----- Data for this exercise -----
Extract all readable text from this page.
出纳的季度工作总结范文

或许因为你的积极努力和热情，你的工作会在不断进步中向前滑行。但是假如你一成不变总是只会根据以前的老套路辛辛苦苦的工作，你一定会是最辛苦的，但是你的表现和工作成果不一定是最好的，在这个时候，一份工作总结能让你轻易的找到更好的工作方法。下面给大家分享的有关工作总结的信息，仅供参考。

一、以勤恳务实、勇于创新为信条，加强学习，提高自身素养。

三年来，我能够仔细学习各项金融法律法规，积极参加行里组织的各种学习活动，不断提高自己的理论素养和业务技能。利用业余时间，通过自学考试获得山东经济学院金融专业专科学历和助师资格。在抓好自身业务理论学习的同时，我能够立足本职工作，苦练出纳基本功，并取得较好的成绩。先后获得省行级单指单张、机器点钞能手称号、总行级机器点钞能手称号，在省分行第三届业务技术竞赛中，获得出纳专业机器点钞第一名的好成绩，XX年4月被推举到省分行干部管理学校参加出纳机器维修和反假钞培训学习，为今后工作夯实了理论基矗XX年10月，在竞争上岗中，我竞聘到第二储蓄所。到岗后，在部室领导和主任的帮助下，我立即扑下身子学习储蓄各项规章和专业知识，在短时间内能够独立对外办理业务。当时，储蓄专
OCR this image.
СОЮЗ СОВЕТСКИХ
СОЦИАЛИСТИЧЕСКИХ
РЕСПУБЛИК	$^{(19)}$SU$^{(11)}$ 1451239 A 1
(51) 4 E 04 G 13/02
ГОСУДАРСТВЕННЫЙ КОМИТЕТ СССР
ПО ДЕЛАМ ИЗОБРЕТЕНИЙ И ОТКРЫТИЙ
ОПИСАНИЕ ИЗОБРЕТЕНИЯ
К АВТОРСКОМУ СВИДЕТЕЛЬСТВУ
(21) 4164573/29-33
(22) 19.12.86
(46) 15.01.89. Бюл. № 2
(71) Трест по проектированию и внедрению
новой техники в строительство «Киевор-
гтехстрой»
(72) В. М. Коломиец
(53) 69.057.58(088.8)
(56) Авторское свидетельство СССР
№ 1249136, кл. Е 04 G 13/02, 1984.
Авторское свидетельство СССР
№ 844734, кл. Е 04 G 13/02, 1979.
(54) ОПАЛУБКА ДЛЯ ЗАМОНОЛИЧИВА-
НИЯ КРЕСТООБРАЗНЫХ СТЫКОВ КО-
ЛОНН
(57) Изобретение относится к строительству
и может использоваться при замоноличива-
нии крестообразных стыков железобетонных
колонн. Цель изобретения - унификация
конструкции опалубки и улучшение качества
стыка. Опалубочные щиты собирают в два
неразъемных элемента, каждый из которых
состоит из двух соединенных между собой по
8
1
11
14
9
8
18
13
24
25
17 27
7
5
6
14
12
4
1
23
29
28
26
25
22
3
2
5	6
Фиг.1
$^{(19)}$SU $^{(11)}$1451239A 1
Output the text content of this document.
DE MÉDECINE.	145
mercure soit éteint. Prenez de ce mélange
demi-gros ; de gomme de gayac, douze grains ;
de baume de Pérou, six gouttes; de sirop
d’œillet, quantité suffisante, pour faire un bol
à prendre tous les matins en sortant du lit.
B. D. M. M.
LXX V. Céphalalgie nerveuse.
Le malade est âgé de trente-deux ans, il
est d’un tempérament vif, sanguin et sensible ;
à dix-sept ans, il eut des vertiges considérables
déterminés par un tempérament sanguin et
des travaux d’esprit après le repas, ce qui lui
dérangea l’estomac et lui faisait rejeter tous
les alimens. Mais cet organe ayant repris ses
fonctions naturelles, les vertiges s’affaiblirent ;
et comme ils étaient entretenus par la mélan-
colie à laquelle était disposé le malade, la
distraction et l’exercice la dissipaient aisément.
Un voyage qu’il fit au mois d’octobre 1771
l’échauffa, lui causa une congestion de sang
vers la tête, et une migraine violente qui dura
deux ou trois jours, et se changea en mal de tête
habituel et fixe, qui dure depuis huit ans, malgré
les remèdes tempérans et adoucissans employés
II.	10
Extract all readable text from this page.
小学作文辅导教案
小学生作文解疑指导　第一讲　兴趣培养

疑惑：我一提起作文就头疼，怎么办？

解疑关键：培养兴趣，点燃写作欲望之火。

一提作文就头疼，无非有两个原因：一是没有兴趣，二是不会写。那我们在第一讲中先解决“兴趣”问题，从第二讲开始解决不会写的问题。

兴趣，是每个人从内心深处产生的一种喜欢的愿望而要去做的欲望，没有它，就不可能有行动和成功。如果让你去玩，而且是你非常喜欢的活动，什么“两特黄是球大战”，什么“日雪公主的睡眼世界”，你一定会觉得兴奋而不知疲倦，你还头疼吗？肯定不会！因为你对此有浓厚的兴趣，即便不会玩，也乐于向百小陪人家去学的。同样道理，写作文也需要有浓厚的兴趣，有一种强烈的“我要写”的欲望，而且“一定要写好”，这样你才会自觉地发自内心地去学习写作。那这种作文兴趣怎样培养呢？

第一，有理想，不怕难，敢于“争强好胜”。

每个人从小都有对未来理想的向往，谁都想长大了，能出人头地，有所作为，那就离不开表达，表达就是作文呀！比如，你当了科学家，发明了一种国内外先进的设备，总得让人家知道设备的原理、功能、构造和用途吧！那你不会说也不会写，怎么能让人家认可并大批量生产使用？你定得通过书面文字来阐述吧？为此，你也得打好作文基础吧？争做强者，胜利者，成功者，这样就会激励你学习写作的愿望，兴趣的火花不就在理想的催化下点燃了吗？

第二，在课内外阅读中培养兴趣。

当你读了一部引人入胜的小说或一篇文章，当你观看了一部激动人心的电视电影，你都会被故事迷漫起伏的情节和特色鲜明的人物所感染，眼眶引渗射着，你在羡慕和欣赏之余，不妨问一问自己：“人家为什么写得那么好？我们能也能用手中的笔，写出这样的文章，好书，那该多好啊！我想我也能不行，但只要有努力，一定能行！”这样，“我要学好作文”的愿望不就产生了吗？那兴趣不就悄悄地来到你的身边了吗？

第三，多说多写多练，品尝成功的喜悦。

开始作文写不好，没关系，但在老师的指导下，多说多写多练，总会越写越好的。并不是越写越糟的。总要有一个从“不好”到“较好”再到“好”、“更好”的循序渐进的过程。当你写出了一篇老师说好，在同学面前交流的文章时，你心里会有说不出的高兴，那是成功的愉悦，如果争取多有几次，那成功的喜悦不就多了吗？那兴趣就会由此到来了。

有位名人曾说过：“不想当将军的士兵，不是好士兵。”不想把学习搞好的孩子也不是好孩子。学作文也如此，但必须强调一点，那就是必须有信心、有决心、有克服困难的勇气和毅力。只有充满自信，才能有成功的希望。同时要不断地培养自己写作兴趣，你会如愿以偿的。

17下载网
-----
• _What the task asks_: Gather from the data above every line with the string "deux".

• _Result_:
Le malade est âgé de trente-deux ans, il
deux ou trois jours, et se changea en mal de tête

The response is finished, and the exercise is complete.